Task instructions.
Find and copy each line of the records where the string "Demanda" shows up.
☆ ☆ ☆ ☆ ☆ ☆ ☆
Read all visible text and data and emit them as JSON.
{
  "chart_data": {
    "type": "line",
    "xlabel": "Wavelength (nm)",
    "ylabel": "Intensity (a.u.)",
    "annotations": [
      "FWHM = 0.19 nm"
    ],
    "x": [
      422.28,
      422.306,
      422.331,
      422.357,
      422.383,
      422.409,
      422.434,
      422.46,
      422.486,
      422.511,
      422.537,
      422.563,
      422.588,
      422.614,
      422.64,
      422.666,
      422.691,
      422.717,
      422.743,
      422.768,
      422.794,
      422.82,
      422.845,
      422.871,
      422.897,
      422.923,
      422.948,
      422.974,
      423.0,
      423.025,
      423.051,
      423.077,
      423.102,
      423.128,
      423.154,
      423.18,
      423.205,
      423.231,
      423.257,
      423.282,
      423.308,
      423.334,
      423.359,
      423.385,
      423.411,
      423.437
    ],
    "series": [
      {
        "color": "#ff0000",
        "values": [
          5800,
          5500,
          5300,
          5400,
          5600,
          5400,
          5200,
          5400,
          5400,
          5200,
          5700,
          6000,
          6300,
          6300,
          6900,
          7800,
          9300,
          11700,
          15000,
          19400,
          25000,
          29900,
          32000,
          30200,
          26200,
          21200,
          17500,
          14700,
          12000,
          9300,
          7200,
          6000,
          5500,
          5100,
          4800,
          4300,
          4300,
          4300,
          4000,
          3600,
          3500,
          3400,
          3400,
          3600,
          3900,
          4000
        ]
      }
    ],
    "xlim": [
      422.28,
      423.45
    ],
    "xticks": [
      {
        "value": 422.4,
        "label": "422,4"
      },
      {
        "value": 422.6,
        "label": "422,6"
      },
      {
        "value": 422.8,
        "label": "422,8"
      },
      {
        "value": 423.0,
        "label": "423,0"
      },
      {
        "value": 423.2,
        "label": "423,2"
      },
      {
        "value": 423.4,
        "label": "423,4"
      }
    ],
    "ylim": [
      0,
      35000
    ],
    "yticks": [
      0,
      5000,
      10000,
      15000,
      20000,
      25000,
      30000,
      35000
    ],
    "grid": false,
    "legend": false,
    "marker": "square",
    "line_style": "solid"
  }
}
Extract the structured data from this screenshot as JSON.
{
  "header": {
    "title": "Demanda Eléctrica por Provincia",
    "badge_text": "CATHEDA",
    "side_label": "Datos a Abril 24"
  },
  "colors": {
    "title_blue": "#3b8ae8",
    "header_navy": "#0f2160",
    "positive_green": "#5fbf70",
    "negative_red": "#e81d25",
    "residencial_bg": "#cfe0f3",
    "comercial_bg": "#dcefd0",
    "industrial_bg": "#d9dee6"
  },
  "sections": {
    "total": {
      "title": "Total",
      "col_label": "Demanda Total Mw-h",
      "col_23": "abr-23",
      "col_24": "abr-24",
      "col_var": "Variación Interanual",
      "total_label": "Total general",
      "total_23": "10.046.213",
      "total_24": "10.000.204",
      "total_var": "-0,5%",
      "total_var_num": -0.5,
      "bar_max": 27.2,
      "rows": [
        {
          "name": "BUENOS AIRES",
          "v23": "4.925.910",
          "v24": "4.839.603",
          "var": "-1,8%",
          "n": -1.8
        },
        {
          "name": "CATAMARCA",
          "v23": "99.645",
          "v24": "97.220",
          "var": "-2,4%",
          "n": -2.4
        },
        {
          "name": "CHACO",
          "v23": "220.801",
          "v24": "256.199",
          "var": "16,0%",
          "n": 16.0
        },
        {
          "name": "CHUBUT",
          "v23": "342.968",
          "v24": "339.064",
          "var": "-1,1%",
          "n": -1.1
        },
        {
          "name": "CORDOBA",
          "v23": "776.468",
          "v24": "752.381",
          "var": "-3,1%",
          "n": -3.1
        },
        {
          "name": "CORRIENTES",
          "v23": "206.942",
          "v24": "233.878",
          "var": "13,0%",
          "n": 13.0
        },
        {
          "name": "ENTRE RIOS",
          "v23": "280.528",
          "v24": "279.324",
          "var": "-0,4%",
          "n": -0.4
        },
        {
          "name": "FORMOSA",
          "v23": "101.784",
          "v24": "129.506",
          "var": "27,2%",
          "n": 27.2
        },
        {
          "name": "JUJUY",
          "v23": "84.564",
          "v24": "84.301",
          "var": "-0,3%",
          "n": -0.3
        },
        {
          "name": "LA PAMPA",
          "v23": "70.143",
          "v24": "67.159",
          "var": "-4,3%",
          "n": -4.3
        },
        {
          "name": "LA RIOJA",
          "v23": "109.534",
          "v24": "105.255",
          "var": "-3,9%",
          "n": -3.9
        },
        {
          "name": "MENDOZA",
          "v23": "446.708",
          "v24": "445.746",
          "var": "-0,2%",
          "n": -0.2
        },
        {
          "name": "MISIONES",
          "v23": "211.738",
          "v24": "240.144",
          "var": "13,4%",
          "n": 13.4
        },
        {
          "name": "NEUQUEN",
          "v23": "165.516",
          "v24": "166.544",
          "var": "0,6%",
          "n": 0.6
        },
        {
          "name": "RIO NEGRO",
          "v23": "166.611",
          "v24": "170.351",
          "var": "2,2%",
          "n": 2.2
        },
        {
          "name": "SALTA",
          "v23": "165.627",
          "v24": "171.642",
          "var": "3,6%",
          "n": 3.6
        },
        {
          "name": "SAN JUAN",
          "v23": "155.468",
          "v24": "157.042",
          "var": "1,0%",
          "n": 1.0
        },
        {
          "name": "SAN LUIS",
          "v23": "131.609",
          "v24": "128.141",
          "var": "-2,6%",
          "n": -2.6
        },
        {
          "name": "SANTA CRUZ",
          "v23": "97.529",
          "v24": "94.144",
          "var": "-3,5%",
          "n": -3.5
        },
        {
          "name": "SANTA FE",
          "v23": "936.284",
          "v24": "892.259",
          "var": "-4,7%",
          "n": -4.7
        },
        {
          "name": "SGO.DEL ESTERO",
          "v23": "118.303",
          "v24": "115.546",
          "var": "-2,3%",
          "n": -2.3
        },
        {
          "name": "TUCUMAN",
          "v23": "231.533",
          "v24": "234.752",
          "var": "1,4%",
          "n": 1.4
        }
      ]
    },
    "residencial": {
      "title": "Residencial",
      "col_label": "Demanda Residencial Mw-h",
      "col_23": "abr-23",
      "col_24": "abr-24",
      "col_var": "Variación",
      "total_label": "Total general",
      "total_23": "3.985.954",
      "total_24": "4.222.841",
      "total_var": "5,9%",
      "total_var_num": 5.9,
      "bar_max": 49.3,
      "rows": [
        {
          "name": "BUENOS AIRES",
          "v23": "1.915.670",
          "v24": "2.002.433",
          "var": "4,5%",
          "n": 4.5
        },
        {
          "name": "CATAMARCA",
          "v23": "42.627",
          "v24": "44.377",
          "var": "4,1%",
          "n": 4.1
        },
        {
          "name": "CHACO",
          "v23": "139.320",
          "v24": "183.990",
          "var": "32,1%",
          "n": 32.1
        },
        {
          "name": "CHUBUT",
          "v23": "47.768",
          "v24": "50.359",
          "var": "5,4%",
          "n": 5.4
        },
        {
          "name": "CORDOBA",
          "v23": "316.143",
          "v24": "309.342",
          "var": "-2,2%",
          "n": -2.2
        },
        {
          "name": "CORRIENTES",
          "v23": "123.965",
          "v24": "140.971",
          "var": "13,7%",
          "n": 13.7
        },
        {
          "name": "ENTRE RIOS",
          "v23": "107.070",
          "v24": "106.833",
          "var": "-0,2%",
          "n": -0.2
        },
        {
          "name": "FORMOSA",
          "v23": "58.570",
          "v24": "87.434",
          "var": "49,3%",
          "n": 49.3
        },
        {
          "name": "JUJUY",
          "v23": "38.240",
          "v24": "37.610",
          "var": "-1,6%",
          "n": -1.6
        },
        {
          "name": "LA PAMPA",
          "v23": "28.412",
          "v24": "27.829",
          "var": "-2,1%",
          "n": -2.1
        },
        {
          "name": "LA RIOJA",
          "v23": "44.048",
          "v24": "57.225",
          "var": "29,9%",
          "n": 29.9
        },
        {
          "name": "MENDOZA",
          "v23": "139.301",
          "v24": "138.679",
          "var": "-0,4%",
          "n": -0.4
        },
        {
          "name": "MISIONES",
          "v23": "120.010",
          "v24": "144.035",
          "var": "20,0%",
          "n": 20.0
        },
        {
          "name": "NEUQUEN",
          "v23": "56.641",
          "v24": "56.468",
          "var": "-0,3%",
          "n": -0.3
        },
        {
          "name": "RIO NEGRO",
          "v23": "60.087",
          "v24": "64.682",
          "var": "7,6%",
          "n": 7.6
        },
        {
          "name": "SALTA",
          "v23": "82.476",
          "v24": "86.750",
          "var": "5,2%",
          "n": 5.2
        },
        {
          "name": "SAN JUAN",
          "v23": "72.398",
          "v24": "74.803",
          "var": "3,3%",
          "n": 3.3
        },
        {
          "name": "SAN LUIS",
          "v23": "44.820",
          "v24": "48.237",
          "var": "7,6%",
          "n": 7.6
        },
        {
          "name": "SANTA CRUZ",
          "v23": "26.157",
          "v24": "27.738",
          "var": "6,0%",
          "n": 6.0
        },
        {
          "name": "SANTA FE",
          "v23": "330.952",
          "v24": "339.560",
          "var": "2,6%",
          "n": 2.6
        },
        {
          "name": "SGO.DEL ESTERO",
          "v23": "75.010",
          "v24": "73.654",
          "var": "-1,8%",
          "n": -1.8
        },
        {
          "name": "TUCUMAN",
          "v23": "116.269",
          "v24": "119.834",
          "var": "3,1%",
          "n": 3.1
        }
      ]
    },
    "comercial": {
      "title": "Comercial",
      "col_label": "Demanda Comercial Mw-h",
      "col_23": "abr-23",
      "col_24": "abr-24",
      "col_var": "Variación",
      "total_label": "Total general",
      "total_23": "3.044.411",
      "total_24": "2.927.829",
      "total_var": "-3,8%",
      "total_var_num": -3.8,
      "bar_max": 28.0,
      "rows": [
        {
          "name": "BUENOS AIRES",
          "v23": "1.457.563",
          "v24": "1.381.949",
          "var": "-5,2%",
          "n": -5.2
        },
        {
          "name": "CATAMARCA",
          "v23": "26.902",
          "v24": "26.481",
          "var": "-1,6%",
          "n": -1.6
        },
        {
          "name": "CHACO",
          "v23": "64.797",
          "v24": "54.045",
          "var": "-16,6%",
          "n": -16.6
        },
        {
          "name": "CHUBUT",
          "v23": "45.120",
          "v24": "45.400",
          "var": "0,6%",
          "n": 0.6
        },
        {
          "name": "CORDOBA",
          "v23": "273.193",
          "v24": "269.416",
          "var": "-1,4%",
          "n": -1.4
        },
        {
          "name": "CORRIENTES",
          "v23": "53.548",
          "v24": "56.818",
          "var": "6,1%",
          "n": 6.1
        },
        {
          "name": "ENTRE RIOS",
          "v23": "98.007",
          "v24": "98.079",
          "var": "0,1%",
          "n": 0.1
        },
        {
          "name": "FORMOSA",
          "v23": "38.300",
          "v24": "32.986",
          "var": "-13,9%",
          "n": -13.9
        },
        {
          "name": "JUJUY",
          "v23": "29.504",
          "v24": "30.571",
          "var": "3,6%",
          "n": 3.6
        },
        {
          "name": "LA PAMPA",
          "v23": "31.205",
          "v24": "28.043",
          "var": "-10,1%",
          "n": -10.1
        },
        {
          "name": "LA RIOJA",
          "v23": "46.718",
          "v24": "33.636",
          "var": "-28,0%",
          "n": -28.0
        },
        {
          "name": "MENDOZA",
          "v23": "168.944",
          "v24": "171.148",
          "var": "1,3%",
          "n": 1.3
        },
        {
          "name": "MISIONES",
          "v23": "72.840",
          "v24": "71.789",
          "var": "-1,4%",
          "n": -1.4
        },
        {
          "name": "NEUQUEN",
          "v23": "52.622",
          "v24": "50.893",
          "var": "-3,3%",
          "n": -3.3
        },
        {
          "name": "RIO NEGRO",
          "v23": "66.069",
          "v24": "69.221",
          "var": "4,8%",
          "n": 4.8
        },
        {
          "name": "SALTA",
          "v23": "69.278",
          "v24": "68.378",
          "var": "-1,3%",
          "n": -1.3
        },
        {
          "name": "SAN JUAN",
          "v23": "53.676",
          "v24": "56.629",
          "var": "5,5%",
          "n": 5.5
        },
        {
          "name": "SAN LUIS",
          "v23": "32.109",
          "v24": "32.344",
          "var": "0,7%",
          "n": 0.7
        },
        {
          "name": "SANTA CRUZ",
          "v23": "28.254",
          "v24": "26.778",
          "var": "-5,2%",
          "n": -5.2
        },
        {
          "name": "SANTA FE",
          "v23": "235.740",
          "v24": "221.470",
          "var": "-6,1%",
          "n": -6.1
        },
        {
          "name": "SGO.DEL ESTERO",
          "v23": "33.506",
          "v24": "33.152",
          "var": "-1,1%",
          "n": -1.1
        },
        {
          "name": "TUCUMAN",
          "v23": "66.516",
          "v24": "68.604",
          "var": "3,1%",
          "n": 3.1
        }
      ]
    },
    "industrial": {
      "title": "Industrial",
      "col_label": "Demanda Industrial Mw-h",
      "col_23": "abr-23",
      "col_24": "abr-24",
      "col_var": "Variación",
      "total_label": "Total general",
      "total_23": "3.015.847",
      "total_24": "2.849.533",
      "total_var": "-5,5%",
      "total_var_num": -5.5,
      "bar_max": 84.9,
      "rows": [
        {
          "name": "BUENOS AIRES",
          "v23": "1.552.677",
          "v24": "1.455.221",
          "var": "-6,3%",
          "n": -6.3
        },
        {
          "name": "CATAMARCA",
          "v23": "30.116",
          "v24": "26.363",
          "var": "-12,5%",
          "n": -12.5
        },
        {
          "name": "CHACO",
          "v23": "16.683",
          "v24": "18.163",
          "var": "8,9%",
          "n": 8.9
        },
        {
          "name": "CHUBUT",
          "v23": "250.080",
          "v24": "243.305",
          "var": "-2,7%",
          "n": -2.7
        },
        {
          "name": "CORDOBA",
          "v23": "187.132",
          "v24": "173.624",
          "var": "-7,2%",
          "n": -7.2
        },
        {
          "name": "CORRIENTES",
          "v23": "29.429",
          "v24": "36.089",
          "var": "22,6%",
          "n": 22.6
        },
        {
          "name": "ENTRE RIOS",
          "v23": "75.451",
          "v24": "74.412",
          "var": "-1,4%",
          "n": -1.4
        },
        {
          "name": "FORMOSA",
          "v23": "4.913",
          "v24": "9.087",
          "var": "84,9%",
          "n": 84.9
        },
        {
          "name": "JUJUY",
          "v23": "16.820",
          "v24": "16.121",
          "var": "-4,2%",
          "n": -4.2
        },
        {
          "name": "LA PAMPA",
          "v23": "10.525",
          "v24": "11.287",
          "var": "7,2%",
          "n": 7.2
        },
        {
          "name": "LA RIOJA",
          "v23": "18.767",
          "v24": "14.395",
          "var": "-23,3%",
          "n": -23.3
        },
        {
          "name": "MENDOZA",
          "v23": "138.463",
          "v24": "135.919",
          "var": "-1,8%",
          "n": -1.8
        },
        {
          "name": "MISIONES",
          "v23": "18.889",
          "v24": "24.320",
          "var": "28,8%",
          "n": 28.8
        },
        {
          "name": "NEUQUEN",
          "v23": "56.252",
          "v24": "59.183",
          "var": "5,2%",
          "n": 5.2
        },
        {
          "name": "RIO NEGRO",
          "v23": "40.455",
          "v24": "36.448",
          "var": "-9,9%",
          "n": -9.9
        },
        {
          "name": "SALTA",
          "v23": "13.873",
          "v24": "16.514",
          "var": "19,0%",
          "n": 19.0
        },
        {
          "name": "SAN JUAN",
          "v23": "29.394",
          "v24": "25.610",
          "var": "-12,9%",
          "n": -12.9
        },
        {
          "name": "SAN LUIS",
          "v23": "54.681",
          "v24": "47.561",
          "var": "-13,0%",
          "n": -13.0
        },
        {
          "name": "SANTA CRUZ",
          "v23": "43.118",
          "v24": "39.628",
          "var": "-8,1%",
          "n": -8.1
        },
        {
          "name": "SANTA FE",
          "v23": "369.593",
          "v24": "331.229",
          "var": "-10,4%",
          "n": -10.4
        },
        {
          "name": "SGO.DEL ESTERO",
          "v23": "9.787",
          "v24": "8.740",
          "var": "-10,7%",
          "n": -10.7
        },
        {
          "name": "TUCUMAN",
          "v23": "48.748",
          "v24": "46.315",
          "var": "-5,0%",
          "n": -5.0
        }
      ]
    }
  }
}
☆ ☆ ☆ ☆ ☆ ☆ ☆
Exercise answer.
    "title": "Demanda Eléctrica por Provincia",
      "col_label": "Demanda Total Mw-h",
      "col_label": "Demanda Residencial Mw-h",
      "col_label": "Demanda Comercial Mw-h",
      "col_label": "Demanda Industrial Mw-h",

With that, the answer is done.